## Supplied material
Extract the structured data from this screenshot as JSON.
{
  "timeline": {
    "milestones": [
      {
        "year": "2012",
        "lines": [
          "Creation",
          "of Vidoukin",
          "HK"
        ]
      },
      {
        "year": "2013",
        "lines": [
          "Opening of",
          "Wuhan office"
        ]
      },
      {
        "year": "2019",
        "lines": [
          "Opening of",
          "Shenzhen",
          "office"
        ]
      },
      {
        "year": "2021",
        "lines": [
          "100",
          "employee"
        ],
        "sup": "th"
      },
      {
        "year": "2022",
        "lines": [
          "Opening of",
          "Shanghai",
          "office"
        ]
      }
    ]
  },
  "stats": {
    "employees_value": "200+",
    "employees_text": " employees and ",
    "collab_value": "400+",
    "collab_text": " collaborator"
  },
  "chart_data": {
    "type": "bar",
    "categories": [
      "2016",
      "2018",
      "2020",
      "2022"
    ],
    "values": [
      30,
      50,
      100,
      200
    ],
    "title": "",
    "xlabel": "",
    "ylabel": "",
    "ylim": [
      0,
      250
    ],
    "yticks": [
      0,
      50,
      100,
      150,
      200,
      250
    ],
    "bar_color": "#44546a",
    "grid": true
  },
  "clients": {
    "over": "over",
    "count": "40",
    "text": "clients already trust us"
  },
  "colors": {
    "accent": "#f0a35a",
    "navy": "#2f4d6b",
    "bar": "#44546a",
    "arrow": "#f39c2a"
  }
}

## Written exercise
Using the material above, gather every line that includes "clients".

## Completed task
  "clients": {
    "text": "clients already trust us"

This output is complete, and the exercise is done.